Reproduce this listing in full.
----------
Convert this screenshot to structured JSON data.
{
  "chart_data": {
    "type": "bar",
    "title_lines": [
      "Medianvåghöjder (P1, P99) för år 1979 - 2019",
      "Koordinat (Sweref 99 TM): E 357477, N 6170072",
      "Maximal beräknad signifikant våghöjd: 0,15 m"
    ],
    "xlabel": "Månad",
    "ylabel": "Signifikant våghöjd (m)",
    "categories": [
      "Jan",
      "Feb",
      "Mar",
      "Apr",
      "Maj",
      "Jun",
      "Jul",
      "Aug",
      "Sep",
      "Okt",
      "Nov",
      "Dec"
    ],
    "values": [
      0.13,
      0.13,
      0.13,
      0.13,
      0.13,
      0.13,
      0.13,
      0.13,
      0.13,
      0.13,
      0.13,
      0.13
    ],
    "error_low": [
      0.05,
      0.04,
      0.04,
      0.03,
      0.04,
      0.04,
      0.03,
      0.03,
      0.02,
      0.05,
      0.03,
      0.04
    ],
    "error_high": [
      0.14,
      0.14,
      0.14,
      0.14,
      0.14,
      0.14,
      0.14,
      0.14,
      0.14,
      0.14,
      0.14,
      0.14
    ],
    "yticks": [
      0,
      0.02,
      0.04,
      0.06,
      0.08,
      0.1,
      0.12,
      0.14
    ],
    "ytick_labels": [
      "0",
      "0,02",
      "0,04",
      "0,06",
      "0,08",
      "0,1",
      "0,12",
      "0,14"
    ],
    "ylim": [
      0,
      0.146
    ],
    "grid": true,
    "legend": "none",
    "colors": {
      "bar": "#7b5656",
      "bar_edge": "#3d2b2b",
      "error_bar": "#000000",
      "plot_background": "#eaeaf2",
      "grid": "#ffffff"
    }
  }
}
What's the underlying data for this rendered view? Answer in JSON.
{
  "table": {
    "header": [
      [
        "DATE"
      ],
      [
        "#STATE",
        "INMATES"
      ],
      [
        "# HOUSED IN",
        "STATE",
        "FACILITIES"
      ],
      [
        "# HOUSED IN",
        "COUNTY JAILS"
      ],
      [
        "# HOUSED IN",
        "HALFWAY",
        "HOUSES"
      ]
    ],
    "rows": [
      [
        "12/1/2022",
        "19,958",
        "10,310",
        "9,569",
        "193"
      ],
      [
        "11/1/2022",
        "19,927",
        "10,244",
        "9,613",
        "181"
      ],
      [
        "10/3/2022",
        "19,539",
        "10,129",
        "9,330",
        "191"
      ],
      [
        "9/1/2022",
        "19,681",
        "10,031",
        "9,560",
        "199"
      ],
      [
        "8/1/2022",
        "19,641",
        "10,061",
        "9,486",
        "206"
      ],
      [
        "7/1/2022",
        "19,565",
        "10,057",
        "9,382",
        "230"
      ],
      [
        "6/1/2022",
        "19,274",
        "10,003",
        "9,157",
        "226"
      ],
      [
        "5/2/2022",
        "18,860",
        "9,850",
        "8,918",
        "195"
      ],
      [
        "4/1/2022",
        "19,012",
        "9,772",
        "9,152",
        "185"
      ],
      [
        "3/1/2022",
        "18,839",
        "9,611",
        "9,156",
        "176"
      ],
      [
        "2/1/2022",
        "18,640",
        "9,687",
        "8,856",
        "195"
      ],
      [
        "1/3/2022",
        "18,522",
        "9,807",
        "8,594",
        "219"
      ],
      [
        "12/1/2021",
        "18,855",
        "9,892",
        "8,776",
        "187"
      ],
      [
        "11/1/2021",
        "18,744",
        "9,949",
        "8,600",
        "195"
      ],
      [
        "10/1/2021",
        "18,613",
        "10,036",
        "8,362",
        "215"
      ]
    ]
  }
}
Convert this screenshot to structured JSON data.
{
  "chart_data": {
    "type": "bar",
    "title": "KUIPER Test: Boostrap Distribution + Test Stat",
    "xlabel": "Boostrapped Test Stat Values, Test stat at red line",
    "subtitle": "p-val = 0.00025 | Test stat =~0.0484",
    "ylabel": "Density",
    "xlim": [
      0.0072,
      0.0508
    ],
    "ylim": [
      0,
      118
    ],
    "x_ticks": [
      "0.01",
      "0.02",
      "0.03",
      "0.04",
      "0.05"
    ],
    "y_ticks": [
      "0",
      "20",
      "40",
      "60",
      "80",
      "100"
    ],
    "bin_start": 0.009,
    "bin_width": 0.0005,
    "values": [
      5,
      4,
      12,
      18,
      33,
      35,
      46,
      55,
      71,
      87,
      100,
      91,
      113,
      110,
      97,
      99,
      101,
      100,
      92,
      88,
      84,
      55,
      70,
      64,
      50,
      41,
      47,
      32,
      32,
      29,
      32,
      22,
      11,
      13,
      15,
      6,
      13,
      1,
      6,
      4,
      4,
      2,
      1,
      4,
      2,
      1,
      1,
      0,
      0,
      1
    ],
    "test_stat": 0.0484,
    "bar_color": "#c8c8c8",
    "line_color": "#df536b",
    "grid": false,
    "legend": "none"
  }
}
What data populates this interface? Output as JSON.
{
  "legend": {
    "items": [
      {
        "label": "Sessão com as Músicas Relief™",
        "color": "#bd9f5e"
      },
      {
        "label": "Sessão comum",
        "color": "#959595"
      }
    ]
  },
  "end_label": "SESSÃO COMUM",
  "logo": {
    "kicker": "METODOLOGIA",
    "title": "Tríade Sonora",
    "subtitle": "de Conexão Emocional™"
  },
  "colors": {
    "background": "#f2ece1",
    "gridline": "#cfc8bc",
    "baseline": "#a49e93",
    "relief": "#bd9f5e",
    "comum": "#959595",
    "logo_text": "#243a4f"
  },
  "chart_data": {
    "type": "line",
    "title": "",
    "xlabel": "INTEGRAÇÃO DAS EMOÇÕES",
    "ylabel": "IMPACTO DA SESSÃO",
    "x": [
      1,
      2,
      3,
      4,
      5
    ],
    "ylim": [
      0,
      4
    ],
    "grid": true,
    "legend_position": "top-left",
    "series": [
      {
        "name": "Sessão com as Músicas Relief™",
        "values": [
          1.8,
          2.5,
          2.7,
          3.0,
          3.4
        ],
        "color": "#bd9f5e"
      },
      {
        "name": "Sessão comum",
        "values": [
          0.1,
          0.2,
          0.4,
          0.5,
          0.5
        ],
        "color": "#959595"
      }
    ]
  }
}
----------
**Exercise result:**
Convert this screenshot to structured JSON data.
{
  "chart_data": {
    "type": "bar",
    "title_lines": [
      "Medianvåghöjder (P1, P99) för år 1979 - 2019",
      "Koordinat (Sweref 99 TM): E 357477, N 6170072",
      "Maximal beräknad signifikant våghöjd: 0,15 m"
    ],
    "xlabel": "Månad",
    "ylabel": "Signifikant våghöjd (m)",
    "categories": [
      "Jan",
      "Feb",
      "Mar",
      "Apr",
      "Maj",
      "Jun",
      "Jul",
      "Aug",
      "Sep",
      "Okt",
      "Nov",
      "Dec"
    ],
    "values": [
      0.13,
      0.13,
      0.13,
      0.13,
      0.13,
      0.13,
      0.13,
      0.13,
      0.13,
      0.13,
      0.13,
      0.13
    ],
    "error_low": [
      0.05,
      0.04,
      0.04,
      0.03,
      0.04,
      0.04,
      0.03,
      0.03,
      0.02,
      0.05,
      0.03,
      0.04
    ],
    "error_high": [
      0.14,
      0.14,
      0.14,
      0.14,
      0.14,
      0.14,
      0.14,
      0.14,
      0.14,
      0.14,
      0.14,
      0.14
    ],
    "yticks": [
      0,
      0.02,
      0.04,
      0.06,
      0.08,
      0.1,
      0.12,
      0.14
    ],
    "ytick_labels": [
      "0",
      "0,02",
      "0,04",
      "0,06",
      "0,08",
      "0,1",
      "0,12",
      "0,14"
    ],
    "ylim": [
      0,
      0.146
    ],
    "grid": true,
    "legend": "none",
    "colors": {
      "bar": "#7b5656",
      "bar_edge": "#3d2b2b",
      "error_bar": "#000000",
      "plot_background": "#eaeaf2",
      "grid": "#ffffff"
    }
  }
}
What's the underlying data for this rendered view? Answer in JSON.
{
  "table": {
    "header": [
      [
        "DATE"
      ],
      [
        "#STATE",
        "INMATES"
      ],
      [
        "# HOUSED IN",
        "STATE",
        "FACILITIES"
      ],
      [
        "# HOUSED IN",
        "COUNTY JAILS"
      ],
      [
        "# HOUSED IN",
        "HALFWAY",
        "HOUSES"
      ]
    ],
    "rows": [
      [
        "12/1/2022",
        "19,958",
        "10,310",
        "9,569",
        "193"
      ],
      [
        "11/1/2022",
        "19,927",
        "10,244",
        "9,613",
        "181"
      ],
      [
        "10/3/2022",
        "19,539",
        "10,129",
        "9,330",
        "191"
      ],
      [
        "9/1/2022",
        "19,681",
        "10,031",
        "9,560",
        "199"
      ],
      [
        "8/1/2022",
        "19,641",
        "10,061",
        "9,486",
        "206"
      ],
      [
        "7/1/2022",
        "19,565",
        "10,057",
        "9,382",
        "230"
      ],
      [
        "6/1/2022",
        "19,274",
        "10,003",
        "9,157",
        "226"
      ],
      [
        "5/2/2022",
        "18,860",
        "9,850",
        "8,918",
        "195"
      ],
      [
        "4/1/2022",
        "19,012",
        "9,772",
        "9,152",
        "185"
      ],
      [
        "3/1/2022",
        "18,839",
        "9,611",
        "9,156",
        "176"
      ],
      [
        "2/1/2022",
        "18,640",
        "9,687",
        "8,856",
        "195"
      ],
      [
        "1/3/2022",
        "18,522",
        "9,807",
        "8,594",
        "219"
      ],
      [
        "12/1/2021",
        "18,855",
        "9,892",
        "8,776",
        "187"
      ],
      [
        "11/1/2021",
        "18,744",
        "9,949",
        "8,600",
        "195"
      ],
      [
        "10/1/2021",
        "18,613",
        "10,036",
        "8,362",
        "215"
      ]
    ]
  }
}
Convert this screenshot to structured JSON data.
{
  "chart_data": {
    "type": "bar",
    "title": "KUIPER Test: Boostrap Distribution + Test Stat",
    "xlabel": "Boostrapped Test Stat Values, Test stat at red line",
    "subtitle": "p-val = 0.00025 | Test stat =~0.0484",
    "ylabel": "Density",
    "xlim": [
      0.0072,
      0.0508
    ],
    "ylim": [
      0,
      118
    ],
    "x_ticks": [
      "0.01",
      "0.02",
      "0.03",
      "0.04",
      "0.05"
    ],
    "y_ticks": [
      "0",
      "20",
      "40",
      "60",
      "80",
      "100"
    ],
    "bin_start": 0.009,
    "bin_width": 0.0005,
    "values": [
      5,
      4,
      12,
      18,
      33,
      35,
      46,
      55,
      71,
      87,
      100,
      91,
      113,
      110,
      97,
      99,
      101,
      100,
      92,
      88,
      84,
      55,
      70,
      64,
      50,
      41,
      47,
      32,
      32,
      29,
      32,
      22,
      11,
      13,
      15,
      6,
      13,
      1,
      6,
      4,
      4,
      2,
      1,
      4,
      2,
      1,
      1,
      0,
      0,
      1
    ],
    "test_stat": 0.0484,
    "bar_color": "#c8c8c8",
    "line_color": "#df536b",
    "grid": false,
    "legend": "none"
  }
}
What data populates this interface? Output as JSON.
{
  "legend": {
    "items": [
      {
        "label": "Sessão com as Músicas Relief™",
        "color": "#bd9f5e"
      },
      {
        "label": "Sessão comum",
        "color": "#959595"
      }
    ]
  },
  "end_label": "SESSÃO COMUM",
  "logo": {
    "kicker": "METODOLOGIA",
    "title": "Tríade Sonora",
    "subtitle": "de Conexão Emocional™"
  },
  "colors": {
    "background": "#f2ece1",
    "gridline": "#cfc8bc",
    "baseline": "#a49e93",
    "relief": "#bd9f5e",
    "comum": "#959595",
    "logo_text": "#243a4f"
  },
  "chart_data": {
    "type": "line",
    "title": "",
    "xlabel": "INTEGRAÇÃO DAS EMOÇÕES",
    "ylabel": "IMPACTO DA SESSÃO",
    "x": [
      1,
      2,
      3,
      4,
      5
    ],
    "ylim": [
      0,
      4
    ],
    "grid": true,
    "legend_position": "top-left",
    "series": [
      {
        "name": "Sessão com as Músicas Relief™",
        "values": [
          1.8,
          2.5,
          2.7,
          3.0,
          3.4
        ],
        "color": "#bd9f5e"
      },
      {
        "name": "Sessão comum",
        "values": [
          0.1,
          0.2,
          0.4,
          0.5,
          0.5
        ],
        "color": "#959595"
      }
    ]
  }
}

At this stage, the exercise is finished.